Restate the records below word for word, and omit the images they hold.

(Data entries for graphics)
— begin —
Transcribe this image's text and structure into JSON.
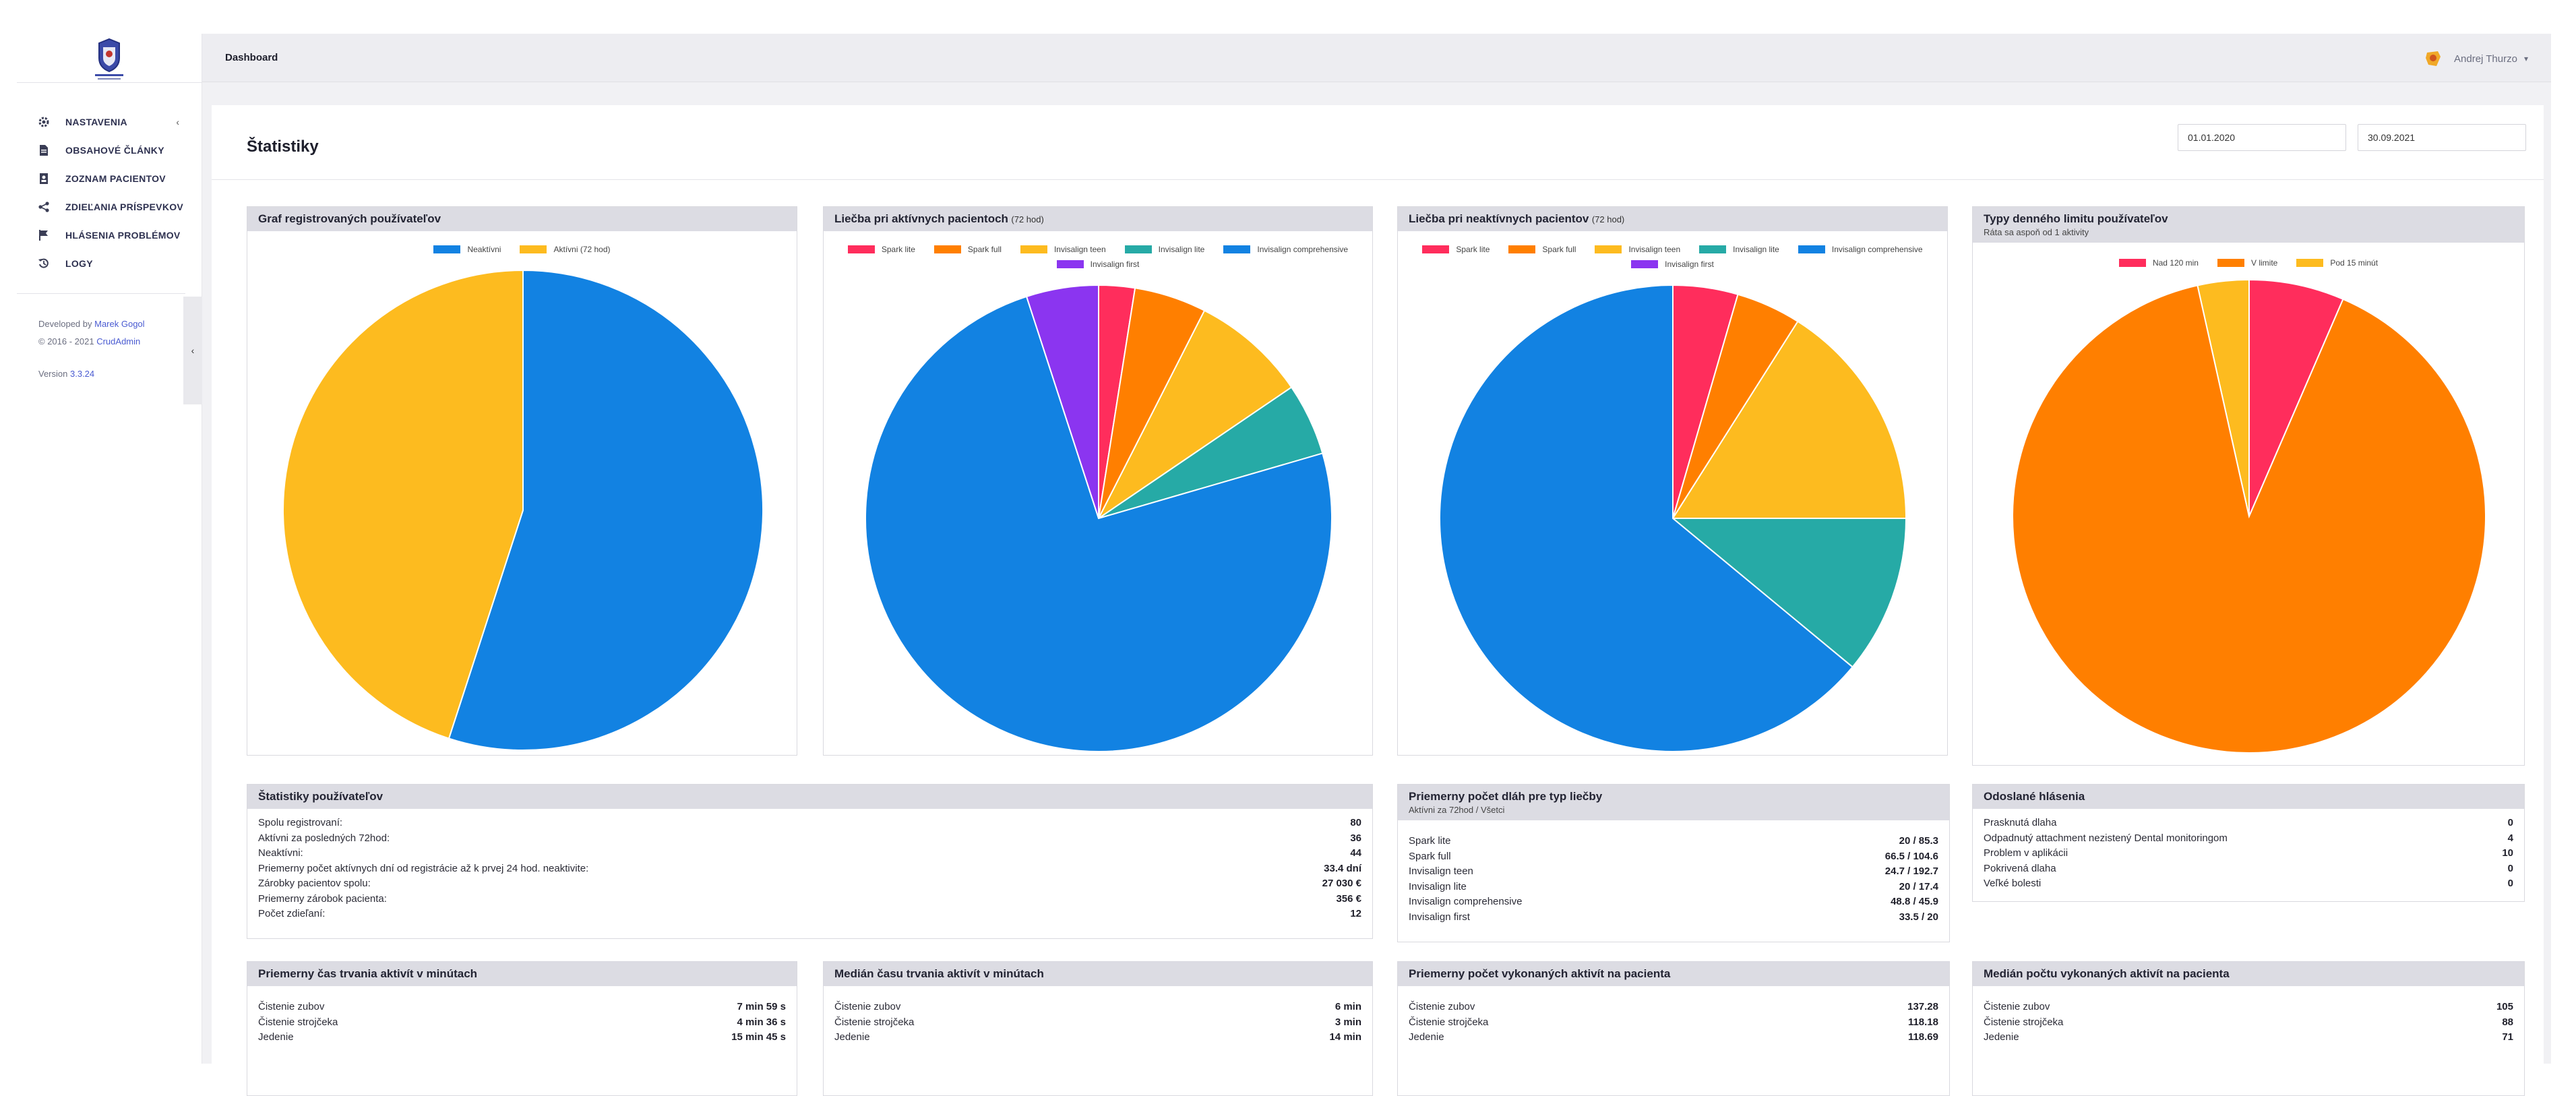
{
  "topbar": {
    "breadcrumb": "Dashboard",
    "user_name": "Andrej Thurzo"
  },
  "sidebar": {
    "items": [
      {
        "label": "NASTAVENIA",
        "icon": "gear-icon"
      },
      {
        "label": "OBSAHOVÉ ČLÁNKY",
        "icon": "document-icon"
      },
      {
        "label": "ZOZNAM PACIENTOV",
        "icon": "address-book-icon"
      },
      {
        "label": "ZDIEĽANIA PRÍSPEVKOV",
        "icon": "share-icon"
      },
      {
        "label": "HLÁSENIA PROBLÉMOV",
        "icon": "flag-icon"
      },
      {
        "label": "LOGY",
        "icon": "history-icon"
      }
    ],
    "developed_by": "Developed by",
    "developer": "Marek Gogol",
    "copyright": "© 2016 - 2021",
    "crud": "CrudAdmin",
    "version_label": "Version",
    "version": "3.3.24"
  },
  "page": {
    "title": "Štatistiky",
    "date_from": "01.01.2020",
    "date_to": "30.09.2021"
  },
  "colors": {
    "red": "#ff2d5c",
    "orange": "#ff7f00",
    "yellow": "#fdbb1f",
    "teal": "#26aaa6",
    "blue": "#1282e2",
    "purple": "#8b35f0"
  },
  "panels": {
    "registered": {
      "title": "Graf registrovaných používateľov"
    },
    "active": {
      "title": "Liečba pri aktívnych pacientoch",
      "suffix": "(72 hod)"
    },
    "inactive": {
      "title": "Liečba pri neaktívnych pacientov",
      "suffix": "(72 hod)"
    },
    "limit": {
      "title": "Typy denného limitu používateľov",
      "subtitle": "Ráta sa aspoň od 1 aktivity"
    }
  },
  "chart_data": [
    {
      "type": "pie",
      "title": "Graf registrovaných používateľov",
      "series": [
        {
          "name": "Neaktívni",
          "value": 44,
          "color": "#1282e2"
        },
        {
          "name": "Aktívni (72 hod)",
          "value": 36,
          "color": "#fdbb1f"
        }
      ]
    },
    {
      "type": "pie",
      "title": "Liečba pri aktívnych pacientoch (72 hod)",
      "series": [
        {
          "name": "Spark lite",
          "value": 2.5,
          "color": "#ff2d5c"
        },
        {
          "name": "Spark full",
          "value": 5,
          "color": "#ff7f00"
        },
        {
          "name": "Invisalign teen",
          "value": 8,
          "color": "#fdbb1f"
        },
        {
          "name": "Invisalign lite",
          "value": 5,
          "color": "#26aaa6"
        },
        {
          "name": "Invisalign comprehensive",
          "value": 74.5,
          "color": "#1282e2"
        },
        {
          "name": "Invisalign first",
          "value": 5,
          "color": "#8b35f0"
        }
      ]
    },
    {
      "type": "pie",
      "title": "Liečba pri neaktívnych pacientov (72 hod)",
      "series": [
        {
          "name": "Spark lite",
          "value": 4.5,
          "color": "#ff2d5c"
        },
        {
          "name": "Spark full",
          "value": 4.5,
          "color": "#ff7f00"
        },
        {
          "name": "Invisalign teen",
          "value": 16,
          "color": "#fdbb1f"
        },
        {
          "name": "Invisalign lite",
          "value": 11,
          "color": "#26aaa6"
        },
        {
          "name": "Invisalign comprehensive",
          "value": 64,
          "color": "#1282e2"
        },
        {
          "name": "Invisalign first",
          "value": 0,
          "color": "#8b35f0"
        }
      ]
    },
    {
      "type": "pie",
      "title": "Typy denného limitu používateľov",
      "series": [
        {
          "name": "Nad 120 min",
          "value": 6.5,
          "color": "#ff2d5c"
        },
        {
          "name": "V limite",
          "value": 90,
          "color": "#ff7f00"
        },
        {
          "name": "Pod 15 minút",
          "value": 3.5,
          "color": "#fdbb1f"
        }
      ]
    }
  ],
  "stats_users": {
    "title": "Štatistiky používateľov",
    "rows": [
      {
        "label": "Spolu registrovaní:",
        "value": "80"
      },
      {
        "label": "Aktívni za posledných 72hod:",
        "value": "36"
      },
      {
        "label": "Neaktívni:",
        "value": "44"
      },
      {
        "label": "Priemerny počet aktívnych dní od registrácie až k prvej 24 hod. neaktivite:",
        "value": "33.4 dní"
      },
      {
        "label": "Zárobky pacientov spolu:",
        "value": "27 030 €"
      },
      {
        "label": "Priemerny zárobok pacienta:",
        "value": "356 €"
      },
      {
        "label": "Počet zdieľaní:",
        "value": "12"
      }
    ]
  },
  "stats_aligners": {
    "title": "Priemerny počet dláh pre typ liečby",
    "subtitle": "Aktívni za 72hod / Všetci",
    "rows": [
      {
        "label": "Spark lite",
        "value": "20 / 85.3"
      },
      {
        "label": "Spark full",
        "value": "66.5 / 104.6"
      },
      {
        "label": "Invisalign teen",
        "value": "24.7 / 192.7"
      },
      {
        "label": "Invisalign lite",
        "value": "20 / 17.4"
      },
      {
        "label": "Invisalign comprehensive",
        "value": "48.8 / 45.9"
      },
      {
        "label": "Invisalign first",
        "value": "33.5 / 20"
      }
    ]
  },
  "stats_reports": {
    "title": "Odoslané hlásenia",
    "rows": [
      {
        "label": "Prasknutá dlaha",
        "value": "0"
      },
      {
        "label": "Odpadnutý attachment nezistený Dental monitoringom",
        "value": "4"
      },
      {
        "label": "Problem v aplikácii",
        "value": "10"
      },
      {
        "label": "Pokrivená dlaha",
        "value": "0"
      },
      {
        "label": "Veľké bolesti",
        "value": "0"
      }
    ]
  },
  "bottom": [
    {
      "title": "Priemerny čas trvania aktivít v minútach",
      "rows": [
        {
          "label": "Čistenie zubov",
          "value": "7 min 59 s"
        },
        {
          "label": "Čistenie strojčeka",
          "value": "4 min 36 s"
        },
        {
          "label": "Jedenie",
          "value": "15 min 45 s"
        }
      ]
    },
    {
      "title": "Medián času trvania aktivít v minútach",
      "rows": [
        {
          "label": "Čistenie zubov",
          "value": "6 min"
        },
        {
          "label": "Čistenie strojčeka",
          "value": "3 min"
        },
        {
          "label": "Jedenie",
          "value": "14 min"
        }
      ]
    },
    {
      "title": "Priemerny počet vykonaných aktivít na pacienta",
      "rows": [
        {
          "label": "Čistenie zubov",
          "value": "137.28"
        },
        {
          "label": "Čistenie strojčeka",
          "value": "118.18"
        },
        {
          "label": "Jedenie",
          "value": "118.69"
        }
      ]
    },
    {
      "title": "Medián počtu vykonaných aktivít na pacienta",
      "rows": [
        {
          "label": "Čistenie zubov",
          "value": "105"
        },
        {
          "label": "Čistenie strojčeka",
          "value": "88"
        },
        {
          "label": "Jedenie",
          "value": "71"
        }
      ]
    }
  ]
}
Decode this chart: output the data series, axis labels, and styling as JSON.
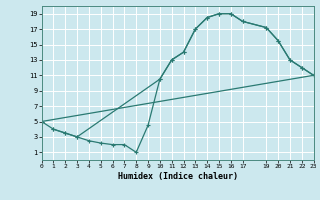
— end —
ANSWER.
Transcribe this image's text and structure into JSON.
{
  "topbar": {
    "breadcrumb": "Dashboard",
    "user_name": "Andrej Thurzo"
  },
  "sidebar": {
    "items": [
      {
        "label": "NASTAVENIA",
        "icon": "gear-icon"
      },
      {
        "label": "OBSAHOVÉ ČLÁNKY",
        "icon": "document-icon"
      },
      {
        "label": "ZOZNAM PACIENTOV",
        "icon": "address-book-icon"
      },
      {
        "label": "ZDIEĽANIA PRÍSPEVKOV",
        "icon": "share-icon"
      },
      {
        "label": "HLÁSENIA PROBLÉMOV",
        "icon": "flag-icon"
      },
      {
        "label": "LOGY",
        "icon": "history-icon"
      }
    ],
    "developed_by": "Developed by",
    "developer": "Marek Gogol",
    "copyright": "© 2016 - 2021",
    "crud": "CrudAdmin",
    "version_label": "Version",
    "version": "3.3.24"
  },
  "page": {
    "title": "Štatistiky",
    "date_from": "01.01.2020",
    "date_to": "30.09.2021"
  },
  "colors": {
    "red": "#ff2d5c",
    "orange": "#ff7f00",
    "yellow": "#fdbb1f",
    "teal": "#26aaa6",
    "blue": "#1282e2",
    "purple": "#8b35f0"
  },
  "panels": {
    "registered": {
      "title": "Graf registrovaných používateľov"
    },
    "active": {
      "title": "Liečba pri aktívnych pacientoch",
      "suffix": "(72 hod)"
    },
    "inactive": {
      "title": "Liečba pri neaktívnych pacientov",
      "suffix": "(72 hod)"
    },
    "limit": {
      "title": "Typy denného limitu používateľov",
      "subtitle": "Ráta sa aspoň od 1 aktivity"
    }
  },
  "chart_data": [
    {
      "type": "pie",
      "title": "Graf registrovaných používateľov",
      "series": [
        {
          "name": "Neaktívni",
          "value": 44,
          "color": "#1282e2"
        },
        {
          "name": "Aktívni (72 hod)",
          "value": 36,
          "color": "#fdbb1f"
        }
      ]
    },
    {
      "type": "pie",
      "title": "Liečba pri aktívnych pacientoch (72 hod)",
      "series": [
        {
          "name": "Spark lite",
          "value": 2.5,
          "color": "#ff2d5c"
        },
        {
          "name": "Spark full",
          "value": 5,
          "color": "#ff7f00"
        },
        {
          "name": "Invisalign teen",
          "value": 8,
          "color": "#fdbb1f"
        },
        {
          "name": "Invisalign lite",
          "value": 5,
          "color": "#26aaa6"
        },
        {
          "name": "Invisalign comprehensive",
          "value": 74.5,
          "color": "#1282e2"
        },
        {
          "name": "Invisalign first",
          "value": 5,
          "color": "#8b35f0"
        }
      ]
    },
    {
      "type": "pie",
      "title": "Liečba pri neaktívnych pacientov (72 hod)",
      "series": [
        {
          "name": "Spark lite",
          "value": 4.5,
          "color": "#ff2d5c"
        },
        {
          "name": "Spark full",
          "value": 4.5,
          "color": "#ff7f00"
        },
        {
          "name": "Invisalign teen",
          "value": 16,
          "color": "#fdbb1f"
        },
        {
          "name": "Invisalign lite",
          "value": 11,
          "color": "#26aaa6"
        },
        {
          "name": "Invisalign comprehensive",
          "value": 64,
          "color": "#1282e2"
        },
        {
          "name": "Invisalign first",
          "value": 0,
          "color": "#8b35f0"
        }
      ]
    },
    {
      "type": "pie",
      "title": "Typy denného limitu používateľov",
      "series": [
        {
          "name": "Nad 120 min",
          "value": 6.5,
          "color": "#ff2d5c"
        },
        {
          "name": "V limite",
          "value": 90,
          "color": "#ff7f00"
        },
        {
          "name": "Pod 15 minút",
          "value": 3.5,
          "color": "#fdbb1f"
        }
      ]
    }
  ],
  "stats_users": {
    "title": "Štatistiky používateľov",
    "rows": [
      {
        "label": "Spolu registrovaní:",
        "value": "80"
      },
      {
        "label": "Aktívni za posledných 72hod:",
        "value": "36"
      },
      {
        "label": "Neaktívni:",
        "value": "44"
      },
      {
        "label": "Priemerny počet aktívnych dní od registrácie až k prvej 24 hod. neaktivite:",
        "value": "33.4 dní"
      },
      {
        "label": "Zárobky pacientov spolu:",
        "value": "27 030 €"
      },
      {
        "label": "Priemerny zárobok pacienta:",
        "value": "356 €"
      },
      {
        "label": "Počet zdieľaní:",
        "value": "12"
      }
    ]
  },
  "stats_aligners": {
    "title": "Priemerny počet dláh pre typ liečby",
    "subtitle": "Aktívni za 72hod / Všetci",
    "rows": [
      {
        "label": "Spark lite",
        "value": "20 / 85.3"
      },
      {
        "label": "Spark full",
        "value": "66.5 / 104.6"
      },
      {
        "label": "Invisalign teen",
        "value": "24.7 / 192.7"
      },
      {
        "label": "Invisalign lite",
        "value": "20 / 17.4"
      },
      {
        "label": "Invisalign comprehensive",
        "value": "48.8 / 45.9"
      },
      {
        "label": "Invisalign first",
        "value": "33.5 / 20"
      }
    ]
  },
  "stats_reports": {
    "title": "Odoslané hlásenia",
    "rows": [
      {
        "label": "Prasknutá dlaha",
        "value": "0"
      },
      {
        "label": "Odpadnutý attachment nezistený Dental monitoringom",
        "value": "4"
      },
      {
        "label": "Problem v aplikácii",
        "value": "10"
      },
      {
        "label": "Pokrivená dlaha",
        "value": "0"
      },
      {
        "label": "Veľké bolesti",
        "value": "0"
      }
    ]
  },
  "bottom": [
    {
      "title": "Priemerny čas trvania aktivít v minútach",
      "rows": [
        {
          "label": "Čistenie zubov",
          "value": "7 min 59 s"
        },
        {
          "label": "Čistenie strojčeka",
          "value": "4 min 36 s"
        },
        {
          "label": "Jedenie",
          "value": "15 min 45 s"
        }
      ]
    },
    {
      "title": "Medián času trvania aktivít v minútach",
      "rows": [
        {
          "label": "Čistenie zubov",
          "value": "6 min"
        },
        {
          "label": "Čistenie strojčeka",
          "value": "3 min"
        },
        {
          "label": "Jedenie",
          "value": "14 min"
        }
      ]
    },
    {
      "title": "Priemerny počet vykonaných aktivít na pacienta",
      "rows": [
        {
          "label": "Čistenie zubov",
          "value": "137.28"
        },
        {
          "label": "Čistenie strojčeka",
          "value": "118.18"
        },
        {
          "label": "Jedenie",
          "value": "118.69"
        }
      ]
    },
    {
      "title": "Medián počtu vykonaných aktivít na pacienta",
      "rows": [
        {
          "label": "Čistenie zubov",
          "value": "105"
        },
        {
          "label": "Čistenie strojčeka",
          "value": "88"
        },
        {
          "label": "Jedenie",
          "value": "71"
        }
      ]
    }
  ]
}
Decode this chart: output the data series, axis labels, and styling as JSON.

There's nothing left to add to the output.